— TASK TO CARRY OUT —
Search the material for the word "this" and report each line where it turns up.

[Some records]

** BEGIN **

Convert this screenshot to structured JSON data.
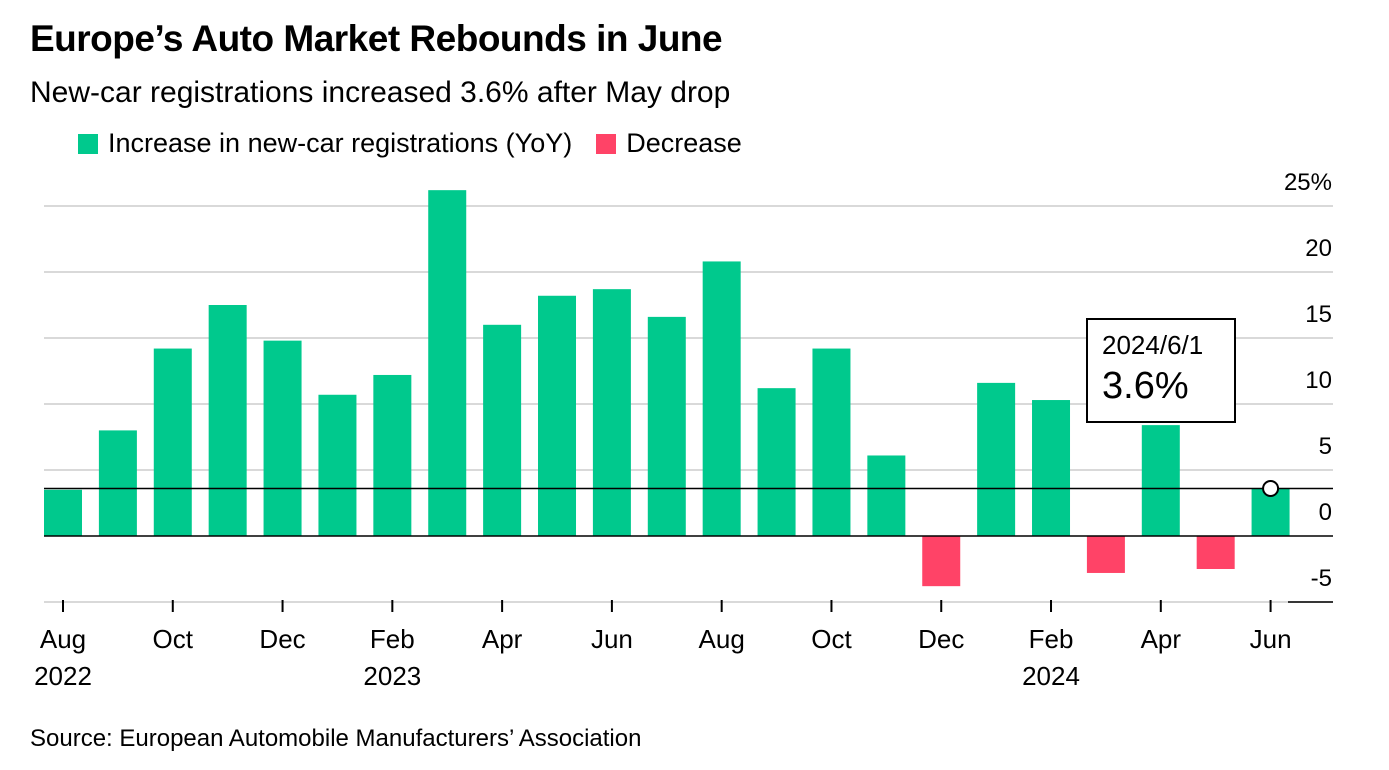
{
  "header": {
    "title": "Europe’s Auto Market Rebounds in June",
    "subtitle": "New-car registrations increased 3.6% after May drop"
  },
  "legend": {
    "increase_label": "Increase in new-car registrations (YoY)",
    "decrease_label": "Decrease"
  },
  "colors": {
    "increase": "#00c98d",
    "decrease": "#ff4367"
  },
  "tooltip": {
    "date": "2024/6/1",
    "value": "3.6%"
  },
  "source": "Source: European Automobile Manufacturers’ Association",
  "chart_data": {
    "type": "bar",
    "x": [
      "2022-08",
      "2022-09",
      "2022-10",
      "2022-11",
      "2022-12",
      "2023-01",
      "2023-02",
      "2023-03",
      "2023-04",
      "2023-05",
      "2023-06",
      "2023-07",
      "2023-08",
      "2023-09",
      "2023-10",
      "2023-11",
      "2023-12",
      "2024-01",
      "2024-02",
      "2024-03",
      "2024-04",
      "2024-05",
      "2024-06"
    ],
    "values": [
      3.5,
      8.0,
      14.2,
      17.5,
      14.8,
      10.7,
      12.2,
      26.2,
      16.0,
      18.2,
      18.7,
      16.6,
      20.8,
      11.2,
      14.2,
      6.1,
      -3.8,
      11.6,
      10.3,
      -2.8,
      8.4,
      -2.5,
      3.6
    ],
    "ylim": [
      -5,
      25
    ],
    "yticks": [
      -5,
      0,
      5,
      10,
      15,
      20,
      25
    ],
    "ytick_labels": [
      "-5",
      "0",
      "5",
      "10",
      "15",
      "20",
      "25%"
    ],
    "xtick_labels": [
      {
        "index": 0,
        "label": "Aug",
        "sub": "2022"
      },
      {
        "index": 2,
        "label": "Oct",
        "sub": ""
      },
      {
        "index": 4,
        "label": "Dec",
        "sub": ""
      },
      {
        "index": 6,
        "label": "Feb",
        "sub": "2023"
      },
      {
        "index": 8,
        "label": "Apr",
        "sub": ""
      },
      {
        "index": 10,
        "label": "Jun",
        "sub": ""
      },
      {
        "index": 12,
        "label": "Aug",
        "sub": ""
      },
      {
        "index": 14,
        "label": "Oct",
        "sub": ""
      },
      {
        "index": 16,
        "label": "Dec",
        "sub": ""
      },
      {
        "index": 18,
        "label": "Feb",
        "sub": "2024"
      },
      {
        "index": 20,
        "label": "Apr",
        "sub": ""
      },
      {
        "index": 22,
        "label": "Jun",
        "sub": ""
      }
    ],
    "reference_value": 3.6,
    "highlight_index": 22,
    "grid": true
  }
}
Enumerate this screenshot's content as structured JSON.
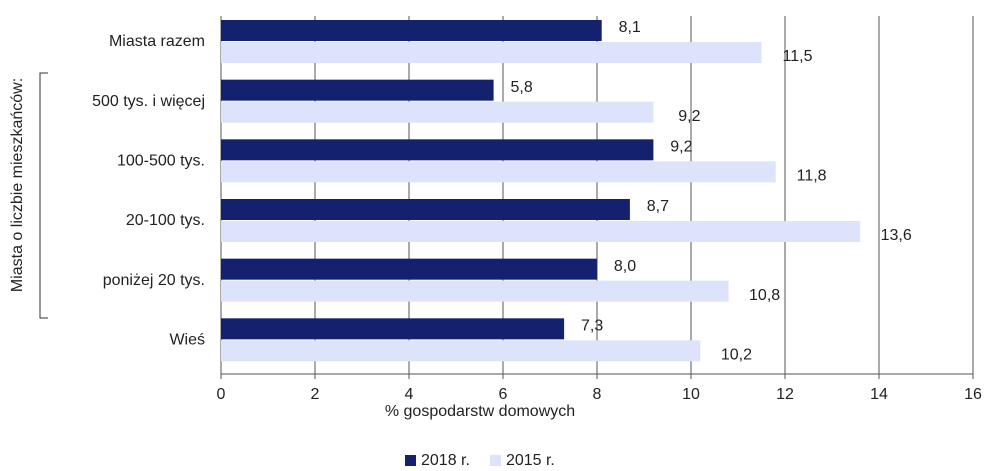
{
  "chart_data": {
    "type": "barh",
    "categories": [
      "Miasta razem",
      "500 tys. i więcej",
      "100-500 tys.",
      "20-100 tys.",
      "poniżej 20 tys.",
      "Wieś"
    ],
    "series": [
      {
        "name": "2018 r.",
        "color": "#14216e",
        "values": [
          8.1,
          5.8,
          9.2,
          8.7,
          8.0,
          7.3
        ],
        "value_labels": [
          "8,1",
          "5,8",
          "9,2",
          "8,7",
          "8,0",
          "7,3"
        ]
      },
      {
        "name": "2015 r.",
        "color": "#dde3fb",
        "values": [
          11.5,
          9.2,
          11.8,
          13.6,
          10.8,
          10.2
        ],
        "value_labels": [
          "11,5",
          "9,2",
          "11,8",
          "13,6",
          "10,8",
          "10,2"
        ]
      }
    ],
    "xlim": [
      0,
      16
    ],
    "xticks": [
      0,
      2,
      4,
      6,
      8,
      10,
      12,
      14,
      16
    ],
    "xlabel": "% gospodarstw domowych",
    "group_label": "Miasta o liczbie mieszkańców:",
    "grid": true,
    "legend": "bottom"
  }
}
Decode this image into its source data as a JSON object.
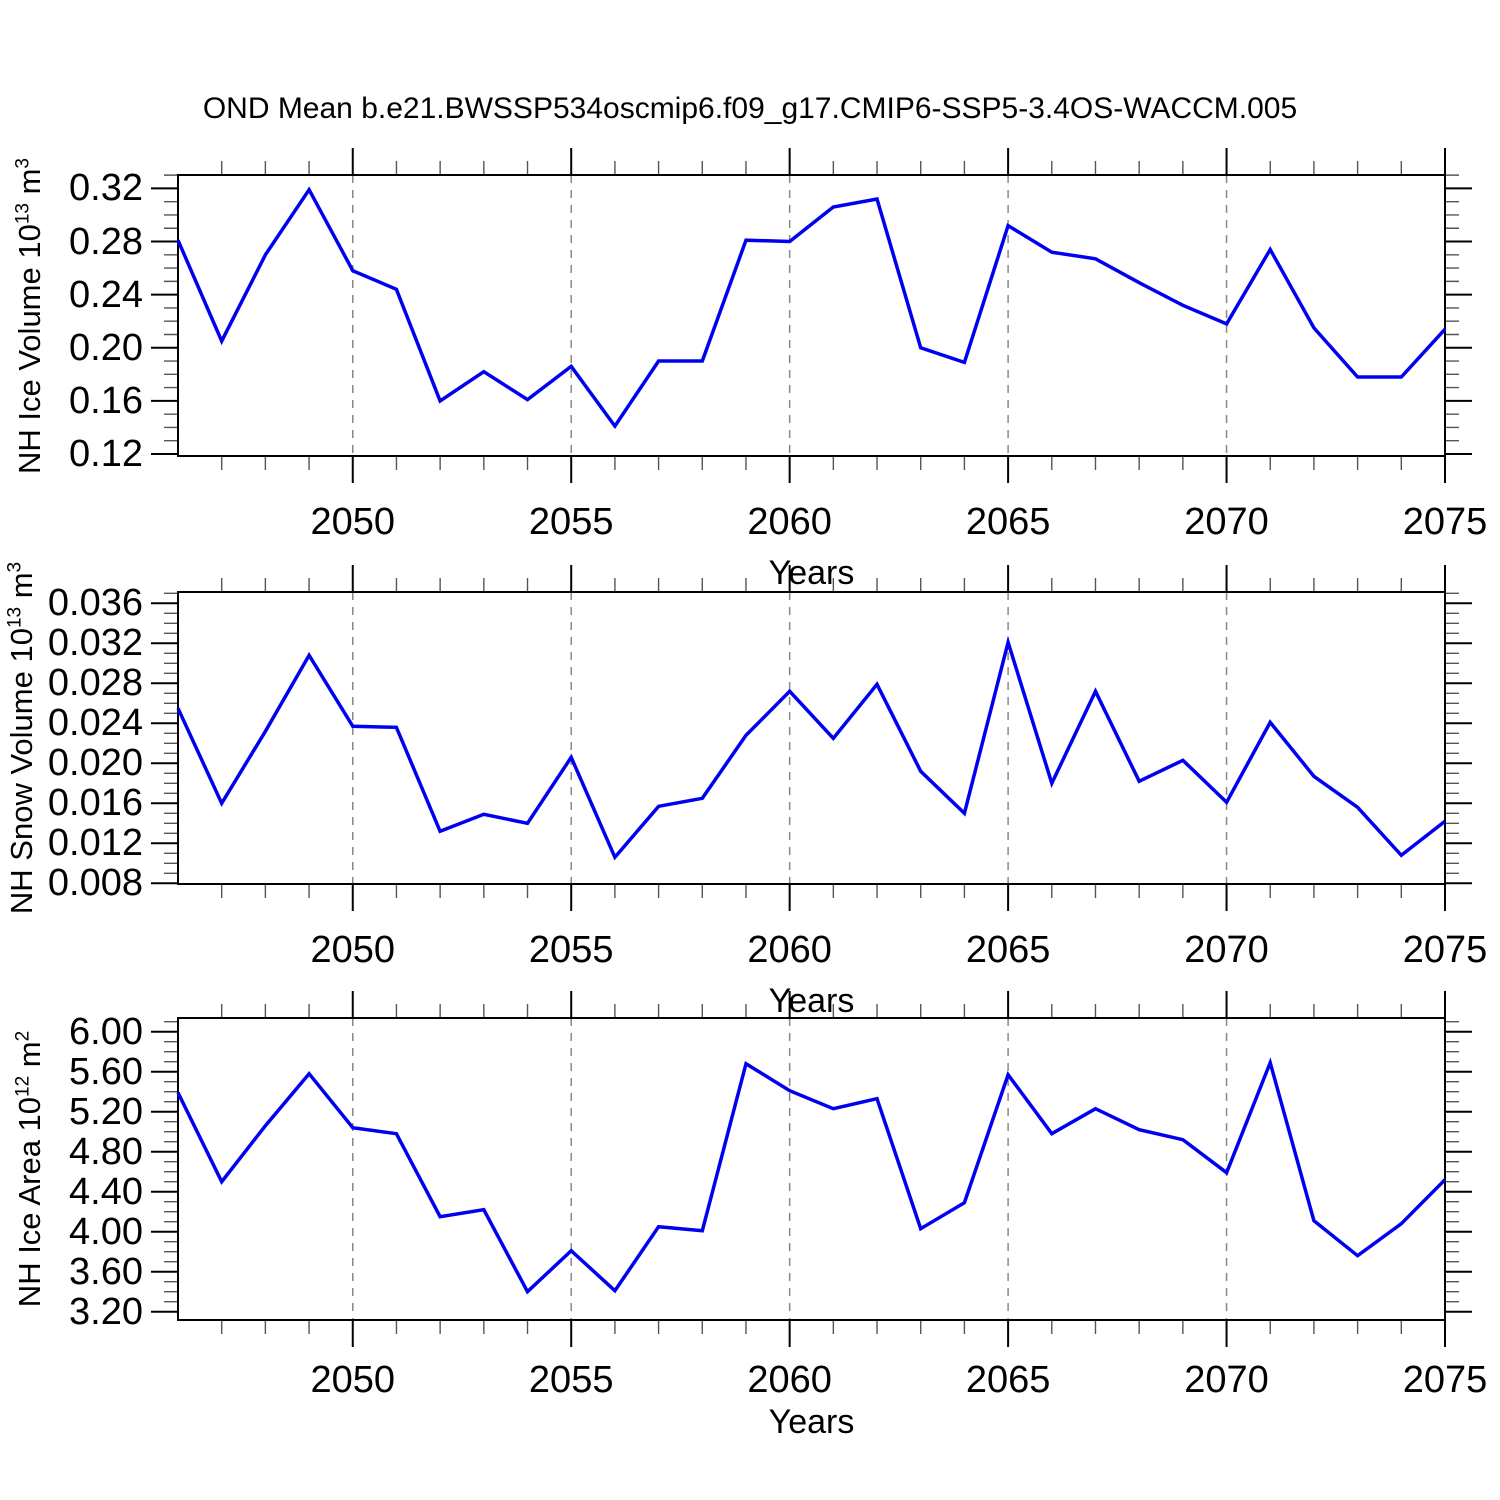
{
  "title": "OND Mean b.e21.BWSSP534oscmip6.f09_g17.CMIP6-SSP5-3.4OS-WACCM.005",
  "colors": {
    "line": "#0000f0",
    "axis": "#000000",
    "minor_tick": "#555555",
    "grid": "#888888",
    "background": "#ffffff"
  },
  "x_axis": {
    "label": "Years",
    "min": 2046,
    "max": 2075,
    "major_ticks": [
      2050,
      2055,
      2060,
      2065,
      2070,
      2075
    ],
    "tick_labels": [
      "2050",
      "2055",
      "2060",
      "2065",
      "2070",
      "2075"
    ],
    "minor_step": 1,
    "grid_years": [
      2050,
      2055,
      2060,
      2065,
      2070
    ]
  },
  "chart_data": [
    {
      "type": "line",
      "series_name": "NH Ice Volume",
      "ylabel": "NH Ice Volume 10^13 m^3",
      "ylabel_parts": {
        "prefix": "NH Ice Volume 10",
        "sup1": "13",
        "mid": " m",
        "sup2": "3"
      },
      "xlabel": "Years",
      "x": [
        2046,
        2047,
        2048,
        2049,
        2050,
        2051,
        2052,
        2053,
        2054,
        2055,
        2056,
        2057,
        2058,
        2059,
        2060,
        2061,
        2062,
        2063,
        2064,
        2065,
        2066,
        2067,
        2068,
        2069,
        2070,
        2071,
        2072,
        2073,
        2074,
        2075
      ],
      "values": [
        0.281,
        0.205,
        0.27,
        0.319,
        0.258,
        0.244,
        0.16,
        0.182,
        0.161,
        0.186,
        0.141,
        0.19,
        0.19,
        0.281,
        0.28,
        0.306,
        0.312,
        0.2,
        0.189,
        0.292,
        0.272,
        0.267,
        0.249,
        0.232,
        0.218,
        0.274,
        0.215,
        0.178,
        0.178,
        0.214
      ],
      "ylim": [
        0.1185,
        0.3301
      ],
      "ytick_values": [
        0.12,
        0.16,
        0.2,
        0.24,
        0.28,
        0.32
      ],
      "ytick_labels": [
        "0.12",
        "0.16",
        "0.20",
        "0.24",
        "0.28",
        "0.32"
      ],
      "y_minor_step": 0.01,
      "grid": "vertical-dashed"
    },
    {
      "type": "line",
      "series_name": "NH Snow Volume",
      "ylabel": "NH Snow Volume 10^13 m^3",
      "ylabel_parts": {
        "prefix": "NH Snow Volume 10",
        "sup1": "13",
        "mid": " m",
        "sup2": "3"
      },
      "xlabel": "Years",
      "x": [
        2046,
        2047,
        2048,
        2049,
        2050,
        2051,
        2052,
        2053,
        2054,
        2055,
        2056,
        2057,
        2058,
        2059,
        2060,
        2061,
        2062,
        2063,
        2064,
        2065,
        2066,
        2067,
        2068,
        2069,
        2070,
        2071,
        2072,
        2073,
        2074,
        2075
      ],
      "values": [
        0.0255,
        0.016,
        0.0232,
        0.0308,
        0.0237,
        0.0236,
        0.0132,
        0.0149,
        0.014,
        0.0206,
        0.0106,
        0.0157,
        0.0165,
        0.0228,
        0.0272,
        0.0225,
        0.0279,
        0.0192,
        0.015,
        0.0321,
        0.018,
        0.0272,
        0.0182,
        0.0203,
        0.0161,
        0.0241,
        0.0187,
        0.0156,
        0.0108,
        0.0142
      ],
      "ylim": [
        0.00793,
        0.03713
      ],
      "ytick_values": [
        0.008,
        0.012,
        0.016,
        0.02,
        0.024,
        0.028,
        0.032,
        0.036
      ],
      "ytick_labels": [
        "0.008",
        "0.012",
        "0.016",
        "0.020",
        "0.024",
        "0.028",
        "0.032",
        "0.036"
      ],
      "y_minor_step": 0.001,
      "grid": "vertical-dashed"
    },
    {
      "type": "line",
      "series_name": "NH Ice Area",
      "ylabel": "NH Ice Area 10^12 m^2",
      "ylabel_parts": {
        "prefix": "NH Ice Area 10",
        "sup1": "12",
        "mid": " m",
        "sup2": "2"
      },
      "xlabel": "Years",
      "x": [
        2046,
        2047,
        2048,
        2049,
        2050,
        2051,
        2052,
        2053,
        2054,
        2055,
        2056,
        2057,
        2058,
        2059,
        2060,
        2061,
        2062,
        2063,
        2064,
        2065,
        2066,
        2067,
        2068,
        2069,
        2070,
        2071,
        2072,
        2073,
        2074,
        2075
      ],
      "values": [
        5.39,
        4.5,
        5.06,
        5.58,
        5.04,
        4.98,
        4.15,
        4.22,
        3.4,
        3.81,
        3.41,
        4.05,
        4.01,
        5.68,
        5.41,
        5.23,
        5.33,
        4.03,
        4.29,
        5.57,
        4.98,
        5.23,
        5.02,
        4.92,
        4.59,
        5.69,
        4.11,
        3.76,
        4.08,
        4.52
      ],
      "ylim": [
        3.117,
        6.137
      ],
      "ytick_values": [
        3.2,
        3.6,
        4.0,
        4.4,
        4.8,
        5.2,
        5.6,
        6.0
      ],
      "ytick_labels": [
        "3.20",
        "3.60",
        "4.00",
        "4.40",
        "4.80",
        "5.20",
        "5.60",
        "6.00"
      ],
      "y_minor_step": 0.1,
      "grid": "vertical-dashed"
    }
  ]
}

** END **

— TASK ANSWER —
Convert this screenshot to structured JSON data.
Enumerate this screenshot's content as structured JSON.
Decode this image into its source data as a JSON object.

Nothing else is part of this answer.